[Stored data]

....................

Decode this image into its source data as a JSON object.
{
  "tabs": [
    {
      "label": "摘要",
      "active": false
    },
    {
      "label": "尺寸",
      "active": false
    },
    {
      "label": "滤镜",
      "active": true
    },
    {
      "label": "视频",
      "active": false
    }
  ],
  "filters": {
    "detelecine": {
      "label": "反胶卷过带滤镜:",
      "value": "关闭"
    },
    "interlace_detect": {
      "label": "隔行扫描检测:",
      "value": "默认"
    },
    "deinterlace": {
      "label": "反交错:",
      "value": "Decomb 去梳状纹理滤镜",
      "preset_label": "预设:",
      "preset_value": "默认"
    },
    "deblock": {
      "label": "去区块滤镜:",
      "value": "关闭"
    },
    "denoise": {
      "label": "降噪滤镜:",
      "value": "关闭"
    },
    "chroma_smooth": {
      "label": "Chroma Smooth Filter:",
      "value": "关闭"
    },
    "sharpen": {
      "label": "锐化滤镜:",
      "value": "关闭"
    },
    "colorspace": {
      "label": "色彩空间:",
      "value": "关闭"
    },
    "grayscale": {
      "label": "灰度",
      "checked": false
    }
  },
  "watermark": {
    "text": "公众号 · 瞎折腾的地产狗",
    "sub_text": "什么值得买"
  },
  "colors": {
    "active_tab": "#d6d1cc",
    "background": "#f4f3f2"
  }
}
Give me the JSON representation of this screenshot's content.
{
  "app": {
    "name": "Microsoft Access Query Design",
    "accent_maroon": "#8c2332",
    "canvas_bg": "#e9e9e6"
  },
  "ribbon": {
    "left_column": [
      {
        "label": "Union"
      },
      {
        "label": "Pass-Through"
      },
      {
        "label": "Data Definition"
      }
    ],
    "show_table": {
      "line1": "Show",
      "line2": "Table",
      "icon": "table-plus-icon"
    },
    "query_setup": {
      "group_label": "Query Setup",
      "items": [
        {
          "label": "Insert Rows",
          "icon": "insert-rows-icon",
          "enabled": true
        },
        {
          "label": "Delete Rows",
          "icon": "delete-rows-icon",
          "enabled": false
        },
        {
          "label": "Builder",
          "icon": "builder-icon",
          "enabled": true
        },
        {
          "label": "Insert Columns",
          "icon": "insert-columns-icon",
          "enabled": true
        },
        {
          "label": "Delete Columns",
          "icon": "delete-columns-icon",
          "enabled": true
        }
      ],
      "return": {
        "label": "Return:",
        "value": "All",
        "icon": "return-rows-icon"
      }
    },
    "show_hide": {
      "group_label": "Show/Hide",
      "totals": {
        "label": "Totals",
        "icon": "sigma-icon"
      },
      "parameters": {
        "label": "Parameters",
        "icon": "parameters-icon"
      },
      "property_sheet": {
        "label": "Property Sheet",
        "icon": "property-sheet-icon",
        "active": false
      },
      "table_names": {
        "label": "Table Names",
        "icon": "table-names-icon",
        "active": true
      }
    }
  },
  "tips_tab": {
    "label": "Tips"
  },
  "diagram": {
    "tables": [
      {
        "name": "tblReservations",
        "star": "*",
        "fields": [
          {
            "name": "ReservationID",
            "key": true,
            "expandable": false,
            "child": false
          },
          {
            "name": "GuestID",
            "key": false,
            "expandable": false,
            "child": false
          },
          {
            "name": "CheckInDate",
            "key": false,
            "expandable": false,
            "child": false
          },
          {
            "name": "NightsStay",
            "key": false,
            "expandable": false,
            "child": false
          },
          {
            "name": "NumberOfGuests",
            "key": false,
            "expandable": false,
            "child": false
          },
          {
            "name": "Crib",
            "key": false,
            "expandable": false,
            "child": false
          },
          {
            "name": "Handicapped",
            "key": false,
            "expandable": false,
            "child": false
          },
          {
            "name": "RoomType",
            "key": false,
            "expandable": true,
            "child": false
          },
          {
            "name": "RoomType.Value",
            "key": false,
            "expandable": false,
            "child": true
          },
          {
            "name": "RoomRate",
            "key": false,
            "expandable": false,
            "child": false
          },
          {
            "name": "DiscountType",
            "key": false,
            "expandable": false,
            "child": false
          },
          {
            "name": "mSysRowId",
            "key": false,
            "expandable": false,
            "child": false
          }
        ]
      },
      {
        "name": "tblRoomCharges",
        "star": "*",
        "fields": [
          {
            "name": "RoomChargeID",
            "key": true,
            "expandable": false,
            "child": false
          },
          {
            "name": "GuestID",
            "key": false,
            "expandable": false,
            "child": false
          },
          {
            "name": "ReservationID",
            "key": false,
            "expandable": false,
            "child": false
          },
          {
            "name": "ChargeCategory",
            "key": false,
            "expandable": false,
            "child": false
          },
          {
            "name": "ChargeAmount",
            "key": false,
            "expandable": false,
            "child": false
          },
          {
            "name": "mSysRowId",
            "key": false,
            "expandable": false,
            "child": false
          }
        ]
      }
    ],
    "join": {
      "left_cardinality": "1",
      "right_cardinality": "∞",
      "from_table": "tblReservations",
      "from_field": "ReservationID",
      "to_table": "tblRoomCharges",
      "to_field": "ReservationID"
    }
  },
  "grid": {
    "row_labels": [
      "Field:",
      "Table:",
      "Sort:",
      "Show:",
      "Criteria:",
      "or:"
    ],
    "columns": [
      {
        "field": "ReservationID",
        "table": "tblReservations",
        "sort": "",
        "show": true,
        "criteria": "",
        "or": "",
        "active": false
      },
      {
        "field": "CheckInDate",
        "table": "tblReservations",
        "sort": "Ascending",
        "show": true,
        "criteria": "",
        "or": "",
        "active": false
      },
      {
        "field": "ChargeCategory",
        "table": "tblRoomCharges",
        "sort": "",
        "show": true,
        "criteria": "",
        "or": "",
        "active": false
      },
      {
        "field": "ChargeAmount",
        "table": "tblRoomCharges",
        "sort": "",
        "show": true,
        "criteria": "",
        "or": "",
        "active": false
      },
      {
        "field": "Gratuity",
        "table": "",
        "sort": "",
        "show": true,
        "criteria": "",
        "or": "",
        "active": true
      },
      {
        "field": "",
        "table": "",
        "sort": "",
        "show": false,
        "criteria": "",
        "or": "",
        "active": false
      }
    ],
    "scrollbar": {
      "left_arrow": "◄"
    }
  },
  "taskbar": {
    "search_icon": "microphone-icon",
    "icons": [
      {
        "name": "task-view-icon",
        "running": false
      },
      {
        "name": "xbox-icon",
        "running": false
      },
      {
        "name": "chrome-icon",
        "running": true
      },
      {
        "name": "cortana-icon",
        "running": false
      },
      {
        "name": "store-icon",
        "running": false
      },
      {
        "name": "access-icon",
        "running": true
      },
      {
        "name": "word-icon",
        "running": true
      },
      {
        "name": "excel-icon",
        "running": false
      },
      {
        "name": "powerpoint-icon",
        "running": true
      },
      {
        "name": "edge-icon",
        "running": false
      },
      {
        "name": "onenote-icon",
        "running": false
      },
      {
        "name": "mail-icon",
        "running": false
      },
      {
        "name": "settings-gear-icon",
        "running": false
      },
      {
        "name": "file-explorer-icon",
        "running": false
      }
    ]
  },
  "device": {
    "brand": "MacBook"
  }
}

....................

Copy down the material exactly as written.

**Problem solution**:
Decode this image into its source data as a JSON object.
{
  "tabs": [
    {
      "label": "摘要",
      "active": false
    },
    {
      "label": "尺寸",
      "active": false
    },
    {
      "label": "滤镜",
      "active": true
    },
    {
      "label": "视频",
      "active": false
    }
  ],
  "filters": {
    "detelecine": {
      "label": "反胶卷过带滤镜:",
      "value": "关闭"
    },
    "interlace_detect": {
      "label": "隔行扫描检测:",
      "value": "默认"
    },
    "deinterlace": {
      "label": "反交错:",
      "value": "Decomb 去梳状纹理滤镜",
      "preset_label": "预设:",
      "preset_value": "默认"
    },
    "deblock": {
      "label": "去区块滤镜:",
      "value": "关闭"
    },
    "denoise": {
      "label": "降噪滤镜:",
      "value": "关闭"
    },
    "chroma_smooth": {
      "label": "Chroma Smooth Filter:",
      "value": "关闭"
    },
    "sharpen": {
      "label": "锐化滤镜:",
      "value": "关闭"
    },
    "colorspace": {
      "label": "色彩空间:",
      "value": "关闭"
    },
    "grayscale": {
      "label": "灰度",
      "checked": false
    }
  },
  "watermark": {
    "text": "公众号 · 瞎折腾的地产狗",
    "sub_text": "什么值得买"
  },
  "colors": {
    "active_tab": "#d6d1cc",
    "background": "#f4f3f2"
  }
}
Give me the JSON representation of this screenshot's content.
{
  "app": {
    "name": "Microsoft Access Query Design",
    "accent_maroon": "#8c2332",
    "canvas_bg": "#e9e9e6"
  },
  "ribbon": {
    "left_column": [
      {
        "label": "Union"
      },
      {
        "label": "Pass-Through"
      },
      {
        "label": "Data Definition"
      }
    ],
    "show_table": {
      "line1": "Show",
      "line2": "Table",
      "icon": "table-plus-icon"
    },
    "query_setup": {
      "group_label": "Query Setup",
      "items": [
        {
          "label": "Insert Rows",
          "icon": "insert-rows-icon",
          "enabled": true
        },
        {
          "label": "Delete Rows",
          "icon": "delete-rows-icon",
          "enabled": false
        },
        {
          "label": "Builder",
          "icon": "builder-icon",
          "enabled": true
        },
        {
          "label": "Insert Columns",
          "icon": "insert-columns-icon",
          "enabled": true
        },
        {
          "label": "Delete Columns",
          "icon": "delete-columns-icon",
          "enabled": true
        }
      ],
      "return": {
        "label": "Return:",
        "value": "All",
        "icon": "return-rows-icon"
      }
    },
    "show_hide": {
      "group_label": "Show/Hide",
      "totals": {
        "label": "Totals",
        "icon": "sigma-icon"
      },
      "parameters": {
        "label": "Parameters",
        "icon": "parameters-icon"
      },
      "property_sheet": {
        "label": "Property Sheet",
        "icon": "property-sheet-icon",
        "active": false
      },
      "table_names": {
        "label": "Table Names",
        "icon": "table-names-icon",
        "active": true
      }
    }
  },
  "tips_tab": {
    "label": "Tips"
  },
  "diagram": {
    "tables": [
      {
        "name": "tblReservations",
        "star": "*",
        "fields": [
          {
            "name": "ReservationID",
            "key": true,
            "expandable": false,
            "child": false
          },
          {
            "name": "GuestID",
            "key": false,
            "expandable": false,
            "child": false
          },
          {
            "name": "CheckInDate",
            "key": false,
            "expandable": false,
            "child": false
          },
          {
            "name": "NightsStay",
            "key": false,
            "expandable": false,
            "child": false
          },
          {
            "name": "NumberOfGuests",
            "key": false,
            "expandable": false,
            "child": false
          },
          {
            "name": "Crib",
            "key": false,
            "expandable": false,
            "child": false
          },
          {
            "name": "Handicapped",
            "key": false,
            "expandable": false,
            "child": false
          },
          {
            "name": "RoomType",
            "key": false,
            "expandable": true,
            "child": false
          },
          {
            "name": "RoomType.Value",
            "key": false,
            "expandable": false,
            "child": true
          },
          {
            "name": "RoomRate",
            "key": false,
            "expandable": false,
            "child": false
          },
          {
            "name": "DiscountType",
            "key": false,
            "expandable": false,
            "child": false
          },
          {
            "name": "mSysRowId",
            "key": false,
            "expandable": false,
            "child": false
          }
        ]
      },
      {
        "name": "tblRoomCharges",
        "star": "*",
        "fields": [
          {
            "name": "RoomChargeID",
            "key": true,
            "expandable": false,
            "child": false
          },
          {
            "name": "GuestID",
            "key": false,
            "expandable": false,
            "child": false
          },
          {
            "name": "ReservationID",
            "key": false,
            "expandable": false,
            "child": false
          },
          {
            "name": "ChargeCategory",
            "key": false,
            "expandable": false,
            "child": false
          },
          {
            "name": "ChargeAmount",
            "key": false,
            "expandable": false,
            "child": false
          },
          {
            "name": "mSysRowId",
            "key": false,
            "expandable": false,
            "child": false
          }
        ]
      }
    ],
    "join": {
      "left_cardinality": "1",
      "right_cardinality": "∞",
      "from_table": "tblReservations",
      "from_field": "ReservationID",
      "to_table": "tblRoomCharges",
      "to_field": "ReservationID"
    }
  },
  "grid": {
    "row_labels": [
      "Field:",
      "Table:",
      "Sort:",
      "Show:",
      "Criteria:",
      "or:"
    ],
    "columns": [
      {
        "field": "ReservationID",
        "table": "tblReservations",
        "sort": "",
        "show": true,
        "criteria": "",
        "or": "",
        "active": false
      },
      {
        "field": "CheckInDate",
        "table": "tblReservations",
        "sort": "Ascending",
        "show": true,
        "criteria": "",
        "or": "",
        "active": false
      },
      {
        "field": "ChargeCategory",
        "table": "tblRoomCharges",
        "sort": "",
        "show": true,
        "criteria": "",
        "or": "",
        "active": false
      },
      {
        "field": "ChargeAmount",
        "table": "tblRoomCharges",
        "sort": "",
        "show": true,
        "criteria": "",
        "or": "",
        "active": false
      },
      {
        "field": "Gratuity",
        "table": "",
        "sort": "",
        "show": true,
        "criteria": "",
        "or": "",
        "active": true
      },
      {
        "field": "",
        "table": "",
        "sort": "",
        "show": false,
        "criteria": "",
        "or": "",
        "active": false
      }
    ],
    "scrollbar": {
      "left_arrow": "◄"
    }
  },
  "taskbar": {
    "search_icon": "microphone-icon",
    "icons": [
      {
        "name": "task-view-icon",
        "running": false
      },
      {
        "name": "xbox-icon",
        "running": false
      },
      {
        "name": "chrome-icon",
        "running": true
      },
      {
        "name": "cortana-icon",
        "running": false
      },
      {
        "name": "store-icon",
        "running": false
      },
      {
        "name": "access-icon",
        "running": true
      },
      {
        "name": "word-icon",
        "running": true
      },
      {
        "name": "excel-icon",
        "running": false
      },
      {
        "name": "powerpoint-icon",
        "running": true
      },
      {
        "name": "edge-icon",
        "running": false
      },
      {
        "name": "onenote-icon",
        "running": false
      },
      {
        "name": "mail-icon",
        "running": false
      },
      {
        "name": "settings-gear-icon",
        "running": false
      },
      {
        "name": "file-explorer-icon",
        "running": false
      }
    ]
  },
  "device": {
    "brand": "MacBook"
  }
}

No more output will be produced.